*SHORT PROBLEM*
Identify every line in the material below that contains the string "value", with uppercase and lowercase letters counting as different, and copy each of those lines in full.

*ROWS*
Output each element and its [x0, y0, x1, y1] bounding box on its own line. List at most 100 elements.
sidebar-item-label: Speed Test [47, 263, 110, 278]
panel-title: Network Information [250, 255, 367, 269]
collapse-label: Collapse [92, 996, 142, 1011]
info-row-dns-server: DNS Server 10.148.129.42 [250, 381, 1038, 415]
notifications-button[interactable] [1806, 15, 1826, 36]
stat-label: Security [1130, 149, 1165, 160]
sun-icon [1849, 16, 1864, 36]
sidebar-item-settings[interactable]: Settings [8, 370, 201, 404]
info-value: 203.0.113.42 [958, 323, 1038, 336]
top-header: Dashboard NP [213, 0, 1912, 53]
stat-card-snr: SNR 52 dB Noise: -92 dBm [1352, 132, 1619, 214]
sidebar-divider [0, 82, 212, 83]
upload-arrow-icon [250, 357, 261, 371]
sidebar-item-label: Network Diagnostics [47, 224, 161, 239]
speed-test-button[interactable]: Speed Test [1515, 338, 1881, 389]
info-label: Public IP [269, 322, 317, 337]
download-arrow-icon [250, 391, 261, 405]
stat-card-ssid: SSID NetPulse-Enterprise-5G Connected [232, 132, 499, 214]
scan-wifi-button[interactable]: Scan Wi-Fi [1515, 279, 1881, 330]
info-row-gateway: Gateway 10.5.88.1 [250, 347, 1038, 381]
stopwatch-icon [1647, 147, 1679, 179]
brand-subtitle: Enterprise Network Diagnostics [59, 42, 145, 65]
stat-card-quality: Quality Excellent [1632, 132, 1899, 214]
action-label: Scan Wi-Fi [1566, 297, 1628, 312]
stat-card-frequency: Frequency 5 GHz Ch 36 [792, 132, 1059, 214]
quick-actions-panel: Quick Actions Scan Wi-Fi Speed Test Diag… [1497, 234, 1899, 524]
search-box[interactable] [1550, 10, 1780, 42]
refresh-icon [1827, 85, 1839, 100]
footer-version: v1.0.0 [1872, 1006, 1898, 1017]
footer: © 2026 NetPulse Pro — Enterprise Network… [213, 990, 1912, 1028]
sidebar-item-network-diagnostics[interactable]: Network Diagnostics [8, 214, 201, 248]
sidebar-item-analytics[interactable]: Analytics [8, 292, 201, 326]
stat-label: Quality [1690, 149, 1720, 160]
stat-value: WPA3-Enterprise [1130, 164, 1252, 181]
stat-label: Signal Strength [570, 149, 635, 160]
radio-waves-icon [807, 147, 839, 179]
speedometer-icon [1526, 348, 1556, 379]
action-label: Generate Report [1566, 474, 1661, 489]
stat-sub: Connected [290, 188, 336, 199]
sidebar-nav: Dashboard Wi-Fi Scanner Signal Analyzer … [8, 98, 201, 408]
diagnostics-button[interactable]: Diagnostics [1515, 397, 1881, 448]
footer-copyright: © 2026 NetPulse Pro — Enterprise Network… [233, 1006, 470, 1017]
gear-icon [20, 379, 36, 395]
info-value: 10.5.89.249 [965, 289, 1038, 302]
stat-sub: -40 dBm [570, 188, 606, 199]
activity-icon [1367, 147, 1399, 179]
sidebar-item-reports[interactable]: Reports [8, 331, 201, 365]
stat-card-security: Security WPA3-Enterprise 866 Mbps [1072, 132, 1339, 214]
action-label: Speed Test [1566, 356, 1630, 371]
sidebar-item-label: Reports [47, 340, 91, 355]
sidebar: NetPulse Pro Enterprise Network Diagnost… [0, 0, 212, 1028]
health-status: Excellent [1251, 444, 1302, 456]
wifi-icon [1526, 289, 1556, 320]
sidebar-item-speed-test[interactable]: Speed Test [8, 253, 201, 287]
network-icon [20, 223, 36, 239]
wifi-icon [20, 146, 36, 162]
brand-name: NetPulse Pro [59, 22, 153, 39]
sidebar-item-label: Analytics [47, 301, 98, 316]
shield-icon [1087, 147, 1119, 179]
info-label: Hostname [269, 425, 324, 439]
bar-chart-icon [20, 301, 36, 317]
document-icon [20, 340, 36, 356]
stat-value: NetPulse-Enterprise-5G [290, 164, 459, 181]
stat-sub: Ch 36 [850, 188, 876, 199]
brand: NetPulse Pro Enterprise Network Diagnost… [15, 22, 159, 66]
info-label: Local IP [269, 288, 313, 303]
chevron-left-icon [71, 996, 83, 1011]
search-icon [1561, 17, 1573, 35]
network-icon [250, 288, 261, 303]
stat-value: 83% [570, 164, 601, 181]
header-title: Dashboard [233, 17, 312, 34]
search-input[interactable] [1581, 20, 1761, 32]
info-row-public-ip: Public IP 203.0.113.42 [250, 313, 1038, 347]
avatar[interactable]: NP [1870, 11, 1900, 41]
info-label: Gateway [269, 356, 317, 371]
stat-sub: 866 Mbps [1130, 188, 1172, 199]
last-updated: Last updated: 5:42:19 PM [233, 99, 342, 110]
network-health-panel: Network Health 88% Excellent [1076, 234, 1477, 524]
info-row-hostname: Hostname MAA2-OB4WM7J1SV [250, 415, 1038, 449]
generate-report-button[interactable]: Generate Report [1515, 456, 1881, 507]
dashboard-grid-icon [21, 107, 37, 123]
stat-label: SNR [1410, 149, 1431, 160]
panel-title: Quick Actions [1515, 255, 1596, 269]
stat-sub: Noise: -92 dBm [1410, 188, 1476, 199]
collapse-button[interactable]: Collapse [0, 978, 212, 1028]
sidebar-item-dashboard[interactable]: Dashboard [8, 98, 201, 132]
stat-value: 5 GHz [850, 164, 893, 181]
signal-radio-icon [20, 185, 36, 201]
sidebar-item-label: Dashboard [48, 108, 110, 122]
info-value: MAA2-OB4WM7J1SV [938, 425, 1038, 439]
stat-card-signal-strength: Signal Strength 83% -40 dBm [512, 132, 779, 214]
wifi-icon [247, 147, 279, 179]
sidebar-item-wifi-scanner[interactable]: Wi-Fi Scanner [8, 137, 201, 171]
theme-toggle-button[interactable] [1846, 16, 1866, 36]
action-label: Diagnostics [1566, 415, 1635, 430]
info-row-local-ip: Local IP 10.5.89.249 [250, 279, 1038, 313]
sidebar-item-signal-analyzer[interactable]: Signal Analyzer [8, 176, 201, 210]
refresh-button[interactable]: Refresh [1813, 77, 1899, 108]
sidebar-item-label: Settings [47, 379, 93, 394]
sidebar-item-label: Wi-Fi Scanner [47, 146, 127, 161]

*CORRECT OUTPUT*
info-value: 203.0.113.42 [958, 323, 1038, 336]
stat-value: WPA3-Enterprise [1130, 164, 1252, 181]
info-value: 10.5.89.249 [965, 289, 1038, 302]
stat-value: NetPulse-Enterprise-5G [290, 164, 459, 181]
stat-value: 83% [570, 164, 601, 181]
stat-value: 5 GHz [850, 164, 893, 181]
info-value: MAA2-OB4WM7J1SV [938, 425, 1038, 439]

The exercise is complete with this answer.